Your task is to quote the material that follows, in full and exactly.

Part of a data file
····················

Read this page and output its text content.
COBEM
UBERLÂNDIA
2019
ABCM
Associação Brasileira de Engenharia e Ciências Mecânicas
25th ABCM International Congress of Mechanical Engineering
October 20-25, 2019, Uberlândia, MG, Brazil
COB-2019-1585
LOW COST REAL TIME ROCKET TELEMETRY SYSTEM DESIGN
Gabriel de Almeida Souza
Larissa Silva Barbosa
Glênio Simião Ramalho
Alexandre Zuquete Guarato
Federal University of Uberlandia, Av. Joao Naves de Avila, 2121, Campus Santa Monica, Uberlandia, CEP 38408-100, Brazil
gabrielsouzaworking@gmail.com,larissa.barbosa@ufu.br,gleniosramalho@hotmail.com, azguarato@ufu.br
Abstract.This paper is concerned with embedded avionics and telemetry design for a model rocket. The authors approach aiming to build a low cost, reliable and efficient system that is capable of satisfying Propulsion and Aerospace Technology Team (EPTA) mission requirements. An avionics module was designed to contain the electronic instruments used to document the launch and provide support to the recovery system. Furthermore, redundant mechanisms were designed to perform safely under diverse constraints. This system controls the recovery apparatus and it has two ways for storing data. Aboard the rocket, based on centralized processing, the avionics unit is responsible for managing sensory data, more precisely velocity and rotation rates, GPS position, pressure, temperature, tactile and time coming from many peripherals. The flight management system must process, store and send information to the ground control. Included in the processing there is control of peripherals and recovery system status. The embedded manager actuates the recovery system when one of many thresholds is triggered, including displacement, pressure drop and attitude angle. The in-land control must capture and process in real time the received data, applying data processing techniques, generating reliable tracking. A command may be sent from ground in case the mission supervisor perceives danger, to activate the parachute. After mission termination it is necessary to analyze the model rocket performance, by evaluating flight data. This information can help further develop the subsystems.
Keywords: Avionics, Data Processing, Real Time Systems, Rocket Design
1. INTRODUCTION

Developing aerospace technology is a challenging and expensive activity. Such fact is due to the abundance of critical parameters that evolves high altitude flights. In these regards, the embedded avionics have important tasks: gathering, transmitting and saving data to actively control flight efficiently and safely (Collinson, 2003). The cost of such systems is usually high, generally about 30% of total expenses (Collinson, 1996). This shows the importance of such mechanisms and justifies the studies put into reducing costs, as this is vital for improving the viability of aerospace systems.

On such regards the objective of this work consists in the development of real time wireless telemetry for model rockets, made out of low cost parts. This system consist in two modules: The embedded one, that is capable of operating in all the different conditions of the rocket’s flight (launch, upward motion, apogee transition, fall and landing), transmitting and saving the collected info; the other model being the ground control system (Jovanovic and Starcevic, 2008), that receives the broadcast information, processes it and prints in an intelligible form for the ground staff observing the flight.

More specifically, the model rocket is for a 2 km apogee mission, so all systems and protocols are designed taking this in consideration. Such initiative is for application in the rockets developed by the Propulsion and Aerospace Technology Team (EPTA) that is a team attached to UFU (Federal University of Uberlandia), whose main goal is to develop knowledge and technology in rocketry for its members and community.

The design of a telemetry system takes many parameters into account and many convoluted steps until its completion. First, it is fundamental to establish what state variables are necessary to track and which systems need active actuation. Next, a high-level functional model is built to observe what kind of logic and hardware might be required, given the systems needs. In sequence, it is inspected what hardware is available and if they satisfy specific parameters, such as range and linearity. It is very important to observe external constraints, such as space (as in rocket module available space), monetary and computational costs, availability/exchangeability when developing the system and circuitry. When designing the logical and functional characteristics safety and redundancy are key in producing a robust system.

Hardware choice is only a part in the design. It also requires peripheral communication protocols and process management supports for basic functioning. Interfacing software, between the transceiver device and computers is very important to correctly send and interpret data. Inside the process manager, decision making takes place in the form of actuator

····················

*FULL RESPONSE*
Read this page and output its text content.
COBEM
UBERLÂNDIA
2019
ABCM
Associação Brasileira de Engenharia e Ciências Mecânicas
25th ABCM International Congress of Mechanical Engineering
October 20-25, 2019, Uberlândia, MG, Brazil
COB-2019-1585
LOW COST REAL TIME ROCKET TELEMETRY SYSTEM DESIGN
Gabriel de Almeida Souza
Larissa Silva Barbosa
Glênio Simião Ramalho
Alexandre Zuquete Guarato
Federal University of Uberlandia, Av. Joao Naves de Avila, 2121, Campus Santa Monica, Uberlandia, CEP 38408-100, Brazil
gabrielsouzaworking@gmail.com,larissa.barbosa@ufu.br,gleniosramalho@hotmail.com, azguarato@ufu.br
Abstract.This paper is concerned with embedded avionics and telemetry design for a model rocket. The authors approach aiming to build a low cost, reliable and efficient system that is capable of satisfying Propulsion and Aerospace Technology Team (EPTA) mission requirements. An avionics module was designed to contain the electronic instruments used to document the launch and provide support to the recovery system. Furthermore, redundant mechanisms were designed to perform safely under diverse constraints. This system controls the recovery apparatus and it has two ways for storing data. Aboard the rocket, based on centralized processing, the avionics unit is responsible for managing sensory data, more precisely velocity and rotation rates, GPS position, pressure, temperature, tactile and time coming from many peripherals. The flight management system must process, store and send information to the ground control. Included in the processing there is control of peripherals and recovery system status. The embedded manager actuates the recovery system when one of many thresholds is triggered, including displacement, pressure drop and attitude angle. The in-land control must capture and process in real time the received data, applying data processing techniques, generating reliable tracking. A command may be sent from ground in case the mission supervisor perceives danger, to activate the parachute. After mission termination it is necessary to analyze the model rocket performance, by evaluating flight data. This information can help further develop the subsystems.
Keywords: Avionics, Data Processing, Real Time Systems, Rocket Design
1. INTRODUCTION

Developing aerospace technology is a challenging and expensive activity. Such fact is due to the abundance of critical parameters that evolves high altitude flights. In these regards, the embedded avionics have important tasks: gathering, transmitting and saving data to actively control flight efficiently and safely (Collinson, 2003). The cost of such systems is usually high, generally about 30% of total expenses (Collinson, 1996). This shows the importance of such mechanisms and justifies the studies put into reducing costs, as this is vital for improving the viability of aerospace systems.

On such regards the objective of this work consists in the development of real time wireless telemetry for model rockets, made out of low cost parts. This system consist in two modules: The embedded one, that is capable of operating in all the different conditions of the rocket’s flight (launch, upward motion, apogee transition, fall and landing), transmitting and saving the collected info; the other model being the ground control system (Jovanovic and Starcevic, 2008), that receives the broadcast information, processes it and prints in an intelligible form for the ground staff observing the flight.

More specifically, the model rocket is for a 2 km apogee mission, so all systems and protocols are designed taking this in consideration. Such initiative is for application in the rockets developed by the Propulsion and Aerospace Technology Team (EPTA) that is a team attached to UFU (Federal University of Uberlandia), whose main goal is to develop knowledge and technology in rocketry for its members and community.

The design of a telemetry system takes many parameters into account and many convoluted steps until its completion. First, it is fundamental to establish what state variables are necessary to track and which systems need active actuation. Next, a high-level functional model is built to observe what kind of logic and hardware might be required, given the systems needs. In sequence, it is inspected what hardware is available and if they satisfy specific parameters, such as range and linearity. It is very important to observe external constraints, such as space (as in rocket module available space), monetary and computational costs, availability/exchangeability when developing the system and circuitry. When designing the logical and functional characteristics safety and redundancy are key in producing a robust system.

Hardware choice is only a part in the design. It also requires peripheral communication protocols and process management supports for basic functioning. Interfacing software, between the transceiver device and computers is very important to correctly send and interpret data. Inside the process manager, decision making takes place in the form of actuator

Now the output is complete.